Dataset records on visual material
Start

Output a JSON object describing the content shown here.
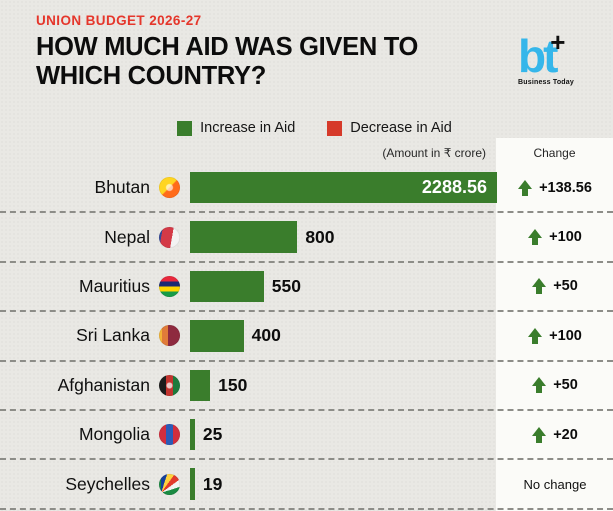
{
  "header": {
    "kicker": "UNION BUDGET 2026-27",
    "title_line1": "HOW MUCH AID WAS GIVEN TO",
    "title_line2": "WHICH COUNTRY?",
    "logo": {
      "text": "bt",
      "plus_glyph": "+",
      "caption": "Business Today"
    }
  },
  "legend": [
    {
      "label": "Increase in Aid",
      "color": "#3a7d2c"
    },
    {
      "label": "Decrease in Aid",
      "color": "#d63a2a"
    }
  ],
  "subheader": {
    "amount_note": "(Amount in ₹ crore)",
    "change_label": "Change"
  },
  "chart_data": {
    "type": "bar",
    "orientation": "horizontal",
    "title": "How much aid was given to which country?",
    "unit": "₹ crore",
    "categories": [
      "Bhutan",
      "Nepal",
      "Mauritius",
      "Sri Lanka",
      "Afghanistan",
      "Mongolia",
      "Seychelles"
    ],
    "values": [
      2288.56,
      800,
      550,
      400,
      150,
      25,
      19
    ],
    "changes": [
      138.56,
      100,
      50,
      100,
      50,
      20,
      0
    ],
    "change_labels": [
      "+138.56",
      "+100",
      "+50",
      "+100",
      "+50",
      "+20",
      "No change"
    ],
    "xlim": [
      0,
      2288.56
    ],
    "bar_color": "#3a7d2c",
    "legend_position": "top",
    "grid": false
  },
  "rows": [
    {
      "country": "Bhutan",
      "flag": "bhutan",
      "value": "2288.56",
      "value_numeric": 2288.56,
      "change": "+138.56",
      "arrow": "up"
    },
    {
      "country": "Nepal",
      "flag": "nepal",
      "value": "800",
      "value_numeric": 800,
      "change": "+100",
      "arrow": "up"
    },
    {
      "country": "Mauritius",
      "flag": "mauritius",
      "value": "550",
      "value_numeric": 550,
      "change": "+50",
      "arrow": "up"
    },
    {
      "country": "Sri Lanka",
      "flag": "srilanka",
      "value": "400",
      "value_numeric": 400,
      "change": "+100",
      "arrow": "up"
    },
    {
      "country": "Afghanistan",
      "flag": "afghanistan",
      "value": "150",
      "value_numeric": 150,
      "change": "+50",
      "arrow": "up"
    },
    {
      "country": "Mongolia",
      "flag": "mongolia",
      "value": "25",
      "value_numeric": 25,
      "change": "+20",
      "arrow": "up"
    },
    {
      "country": "Seychelles",
      "flag": "seychelles",
      "value": "19",
      "value_numeric": 19,
      "change": "No change",
      "arrow": "none"
    }
  ],
  "colors": {
    "bar_green": "#3a7d2c",
    "accent_red": "#e5362b",
    "logo_blue": "#35b6ea"
  }
}
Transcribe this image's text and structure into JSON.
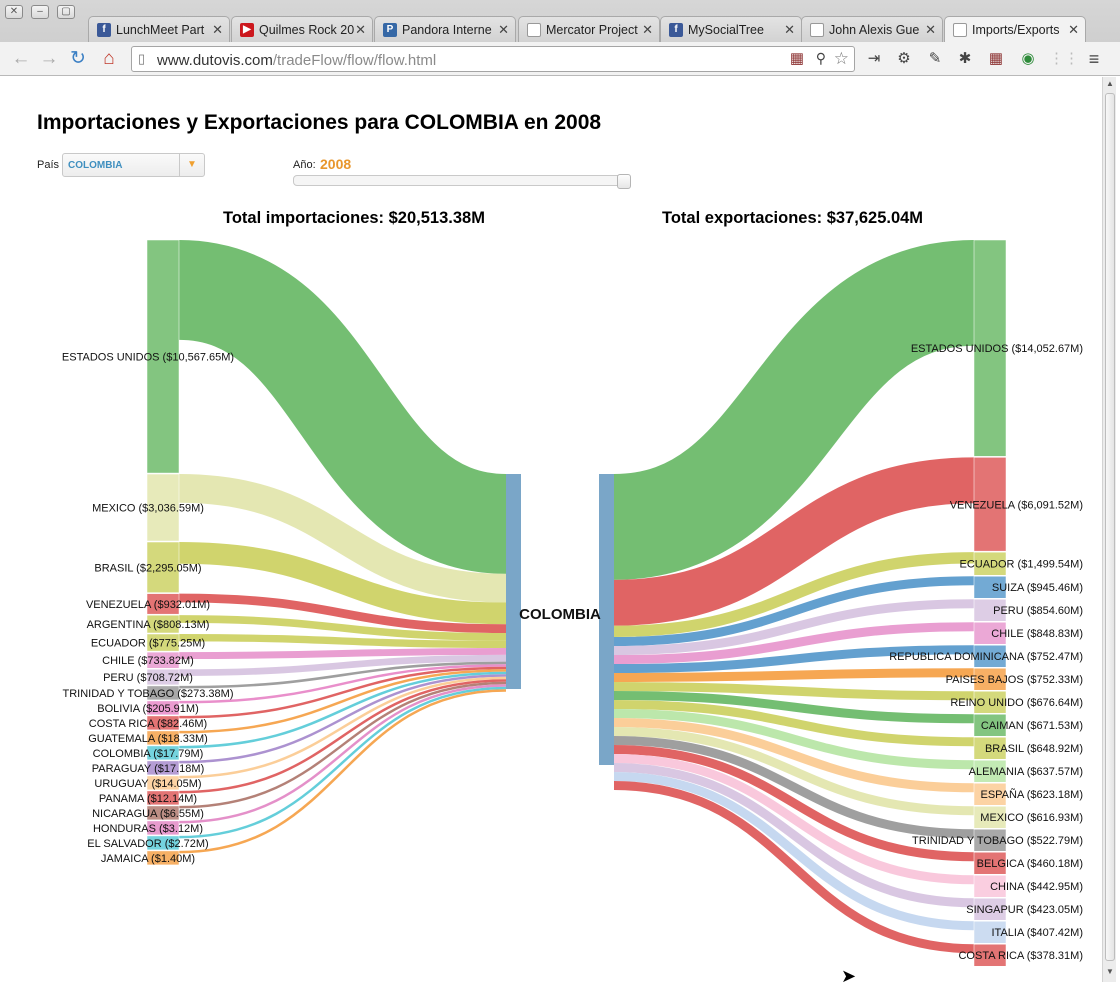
{
  "browser": {
    "tabs": [
      {
        "title": "LunchMeet Part",
        "icon": "facebook-icon",
        "color": "#3b5998",
        "glyph": "f",
        "active": false
      },
      {
        "title": "Quilmes Rock 20",
        "icon": "youtube-icon",
        "color": "#cc181e",
        "glyph": "▶",
        "active": false
      },
      {
        "title": "Pandora Interne",
        "icon": "pandora-icon",
        "color": "#3668a6",
        "glyph": "P",
        "active": false
      },
      {
        "title": "Mercator Project",
        "icon": "page-icon",
        "color": "#ffffff",
        "glyph": "",
        "active": false
      },
      {
        "title": "MySocialTree",
        "icon": "facebook-icon",
        "color": "#3b5998",
        "glyph": "f",
        "active": false
      },
      {
        "title": "John Alexis Gue",
        "icon": "page-icon",
        "color": "#ffffff",
        "glyph": "",
        "active": false
      },
      {
        "title": "Imports/Exports",
        "icon": "page-icon",
        "color": "#ffffff",
        "glyph": "",
        "active": true
      }
    ],
    "url_host": "www.dutovis.com",
    "url_path": "/tradeFlow/flow/flow.html"
  },
  "page": {
    "title": "Importaciones y Exportaciones para COLOMBIA en 2008",
    "country_label": "País",
    "country_value": "COLOMBIA",
    "year_label": "Año:",
    "year_value": "2008",
    "year_slider_fraction": 1.0,
    "imports_total": "Total importaciones: $20,513.38M",
    "exports_total": "Total exportaciones: $37,625.04M",
    "center_label": "COLOMBIA"
  },
  "chart_data": {
    "type": "sankey",
    "center": "COLOMBIA",
    "imports": [
      {
        "label": "ESTADOS UNIDOS ($10,567.65M)",
        "value": 10567.65,
        "color": "#6dbb6a"
      },
      {
        "label": "MEXICO ($3,036.59M)",
        "value": 3036.59,
        "color": "#e3e6ae"
      },
      {
        "label": "BRASIL ($2,295.05M)",
        "value": 2295.05,
        "color": "#cdd265"
      },
      {
        "label": "VENEZUELA ($932.01M)",
        "value": 932.01,
        "color": "#de5c5c"
      },
      {
        "label": "ARGENTINA ($808.13M)",
        "value": 808.13,
        "color": "#cdd265"
      },
      {
        "label": "ECUADOR ($775.25M)",
        "value": 775.25,
        "color": "#cdd265"
      },
      {
        "label": "CHILE ($733.82M)",
        "value": 733.82,
        "color": "#e899cf"
      },
      {
        "label": "PERU ($708.72M)",
        "value": 708.72,
        "color": "#d7c4e0"
      },
      {
        "label": "TRINIDAD Y TOBAGO ($273.38M)",
        "value": 273.38,
        "color": "#9a9a9a"
      },
      {
        "label": "BOLIVIA ($205.91M)",
        "value": 205.91,
        "color": "#e889c8"
      },
      {
        "label": "COSTA RICA ($82.46M)",
        "value": 82.46,
        "color": "#de5c5c"
      },
      {
        "label": "GUATEMALA ($18.33M)",
        "value": 18.33,
        "color": "#f6a24a"
      },
      {
        "label": "COLOMBIA ($17.79M)",
        "value": 17.79,
        "color": "#5ccbd8"
      },
      {
        "label": "PARAGUAY ($17.18M)",
        "value": 17.18,
        "color": "#a88ccd"
      },
      {
        "label": "URUGUAY ($14.05M)",
        "value": 14.05,
        "color": "#fbcb94"
      },
      {
        "label": "PANAMA ($12.14M)",
        "value": 12.14,
        "color": "#de5c5c"
      },
      {
        "label": "NICARAGUA ($6.55M)",
        "value": 6.55,
        "color": "#b07a70"
      },
      {
        "label": "HONDURAS ($3.12M)",
        "value": 3.12,
        "color": "#e38ac6"
      },
      {
        "label": "EL SALVADOR ($2.72M)",
        "value": 2.72,
        "color": "#5ccbd8"
      },
      {
        "label": "JAMAICA ($1.40M)",
        "value": 1.4,
        "color": "#f6a24a"
      }
    ],
    "exports": [
      {
        "label": "ESTADOS UNIDOS ($14,052.67M)",
        "value": 14052.67,
        "color": "#6dbb6a"
      },
      {
        "label": "VENEZUELA ($6,091.52M)",
        "value": 6091.52,
        "color": "#de5c5c"
      },
      {
        "label": "ECUADOR ($1,499.54M)",
        "value": 1499.54,
        "color": "#cdd265"
      },
      {
        "label": "SUIZA ($945.46M)",
        "value": 945.46,
        "color": "#5b9bcc"
      },
      {
        "label": "PERU ($854.60M)",
        "value": 854.6,
        "color": "#d7c4e0"
      },
      {
        "label": "CHILE ($848.83M)",
        "value": 848.83,
        "color": "#e899cf"
      },
      {
        "label": "REPUBLICA DOMINICANA ($752.47M)",
        "value": 752.47,
        "color": "#5b9bcc"
      },
      {
        "label": "PAISES BAJOS ($752.33M)",
        "value": 752.33,
        "color": "#f6a24a"
      },
      {
        "label": "REINO UNIDO ($676.64M)",
        "value": 676.64,
        "color": "#cdd265"
      },
      {
        "label": "CAIMAN ($671.53M)",
        "value": 671.53,
        "color": "#6dbb6a"
      },
      {
        "label": "BRASIL ($648.92M)",
        "value": 648.92,
        "color": "#cdd265"
      },
      {
        "label": "ALEMANIA ($637.57M)",
        "value": 637.57,
        "color": "#b8e6a7"
      },
      {
        "label": "ESPAÑA ($623.18M)",
        "value": 623.18,
        "color": "#fbcb94"
      },
      {
        "label": "MEXICO ($616.93M)",
        "value": 616.93,
        "color": "#e3e6ae"
      },
      {
        "label": "TRINIDAD Y TOBAGO ($522.79M)",
        "value": 522.79,
        "color": "#9a9a9a"
      },
      {
        "label": "BELGICA ($460.18M)",
        "value": 460.18,
        "color": "#de5c5c"
      },
      {
        "label": "CHINA ($442.95M)",
        "value": 442.95,
        "color": "#f9c5da"
      },
      {
        "label": "SINGAPUR ($423.05M)",
        "value": 423.05,
        "color": "#d7c4e0"
      },
      {
        "label": "ITALIA ($407.42M)",
        "value": 407.42,
        "color": "#c3d6ef"
      },
      {
        "label": "COSTA RICA ($378.31M)",
        "value": 378.31,
        "color": "#de5c5c"
      }
    ]
  }
}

End

_Short exercise_: Across the material above, count every line holding "RICA" and write down only the number.

_Worked answer_: 2